What the task requires:
Return the records that follow unaltered. Omit every picture.

Extracted entries:
════════════════════
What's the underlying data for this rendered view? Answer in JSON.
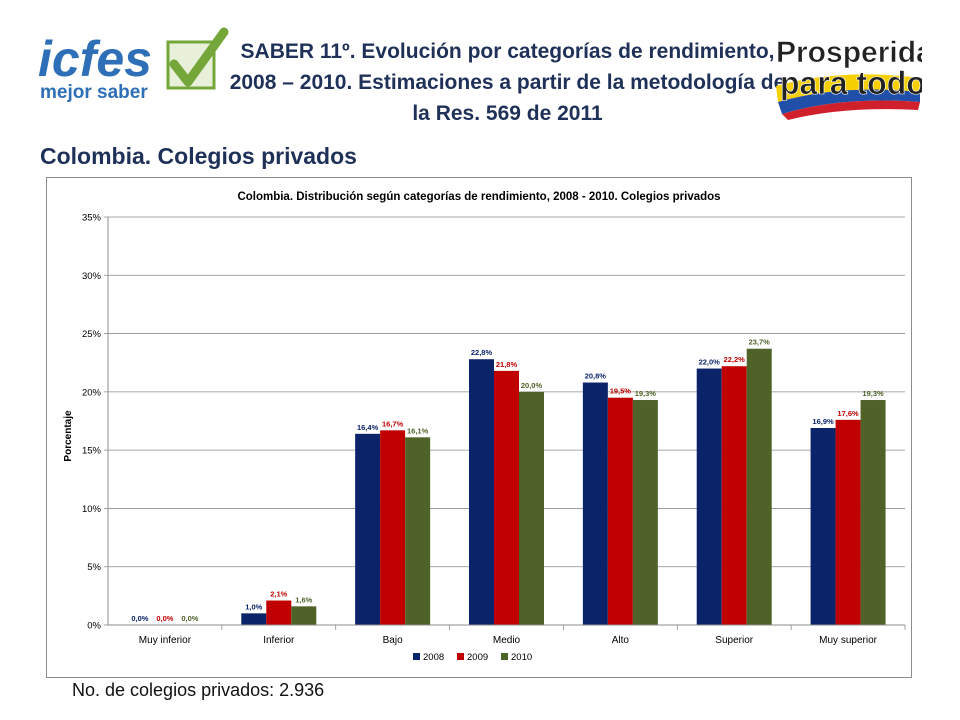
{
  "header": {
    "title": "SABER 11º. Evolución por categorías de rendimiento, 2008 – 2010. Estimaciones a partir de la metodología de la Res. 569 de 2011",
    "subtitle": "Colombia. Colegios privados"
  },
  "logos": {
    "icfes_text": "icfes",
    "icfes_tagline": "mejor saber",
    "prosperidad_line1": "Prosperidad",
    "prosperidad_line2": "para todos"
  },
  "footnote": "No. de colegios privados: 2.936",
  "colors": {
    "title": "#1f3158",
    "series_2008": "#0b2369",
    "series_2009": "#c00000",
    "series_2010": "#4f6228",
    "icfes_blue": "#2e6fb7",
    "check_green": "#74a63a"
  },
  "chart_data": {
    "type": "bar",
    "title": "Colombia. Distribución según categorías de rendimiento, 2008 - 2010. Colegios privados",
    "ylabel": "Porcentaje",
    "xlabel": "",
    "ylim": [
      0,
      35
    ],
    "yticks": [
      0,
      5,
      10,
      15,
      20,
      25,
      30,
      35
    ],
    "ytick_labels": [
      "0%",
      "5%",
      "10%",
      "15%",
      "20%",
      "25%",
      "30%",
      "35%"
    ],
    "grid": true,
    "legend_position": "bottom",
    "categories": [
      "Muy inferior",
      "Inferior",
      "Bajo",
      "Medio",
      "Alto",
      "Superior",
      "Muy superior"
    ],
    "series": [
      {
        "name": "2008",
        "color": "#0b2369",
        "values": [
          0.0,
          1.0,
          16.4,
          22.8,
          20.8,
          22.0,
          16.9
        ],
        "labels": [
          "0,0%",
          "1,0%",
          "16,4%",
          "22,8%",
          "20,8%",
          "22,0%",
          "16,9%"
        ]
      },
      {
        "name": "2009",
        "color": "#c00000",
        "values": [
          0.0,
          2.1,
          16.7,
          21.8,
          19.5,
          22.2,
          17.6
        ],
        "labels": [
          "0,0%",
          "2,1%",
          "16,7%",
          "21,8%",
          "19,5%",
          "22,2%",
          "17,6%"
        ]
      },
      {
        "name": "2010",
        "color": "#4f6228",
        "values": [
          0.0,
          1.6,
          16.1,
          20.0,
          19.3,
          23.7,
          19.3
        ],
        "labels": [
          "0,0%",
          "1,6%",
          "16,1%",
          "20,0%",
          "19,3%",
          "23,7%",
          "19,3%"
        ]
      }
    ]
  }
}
════════════════════
Response:
What's the underlying data for this rendered view? Answer in JSON.
{
  "header": {
    "title": "SABER 11º. Evolución por categorías de rendimiento, 2008 – 2010. Estimaciones a partir de la metodología de la Res. 569 de 2011",
    "subtitle": "Colombia. Colegios privados"
  },
  "logos": {
    "icfes_text": "icfes",
    "icfes_tagline": "mejor saber",
    "prosperidad_line1": "Prosperidad",
    "prosperidad_line2": "para todos"
  },
  "footnote": "No. de colegios privados: 2.936",
  "colors": {
    "title": "#1f3158",
    "series_2008": "#0b2369",
    "series_2009": "#c00000",
    "series_2010": "#4f6228",
    "icfes_blue": "#2e6fb7",
    "check_green": "#74a63a"
  },
  "chart_data": {
    "type": "bar",
    "title": "Colombia. Distribución según categorías de rendimiento, 2008 - 2010. Colegios privados",
    "ylabel": "Porcentaje",
    "xlabel": "",
    "ylim": [
      0,
      35
    ],
    "yticks": [
      0,
      5,
      10,
      15,
      20,
      25,
      30,
      35
    ],
    "ytick_labels": [
      "0%",
      "5%",
      "10%",
      "15%",
      "20%",
      "25%",
      "30%",
      "35%"
    ],
    "grid": true,
    "legend_position": "bottom",
    "categories": [
      "Muy inferior",
      "Inferior",
      "Bajo",
      "Medio",
      "Alto",
      "Superior",
      "Muy superior"
    ],
    "series": [
      {
        "name": "2008",
        "color": "#0b2369",
        "values": [
          0.0,
          1.0,
          16.4,
          22.8,
          20.8,
          22.0,
          16.9
        ],
        "labels": [
          "0,0%",
          "1,0%",
          "16,4%",
          "22,8%",
          "20,8%",
          "22,0%",
          "16,9%"
        ]
      },
      {
        "name": "2009",
        "color": "#c00000",
        "values": [
          0.0,
          2.1,
          16.7,
          21.8,
          19.5,
          22.2,
          17.6
        ],
        "labels": [
          "0,0%",
          "2,1%",
          "16,7%",
          "21,8%",
          "19,5%",
          "22,2%",
          "17,6%"
        ]
      },
      {
        "name": "2010",
        "color": "#4f6228",
        "values": [
          0.0,
          1.6,
          16.1,
          20.0,
          19.3,
          23.7,
          19.3
        ],
        "labels": [
          "0,0%",
          "1,6%",
          "16,1%",
          "20,0%",
          "19,3%",
          "23,7%",
          "19,3%"
        ]
      }
    ]
  }
}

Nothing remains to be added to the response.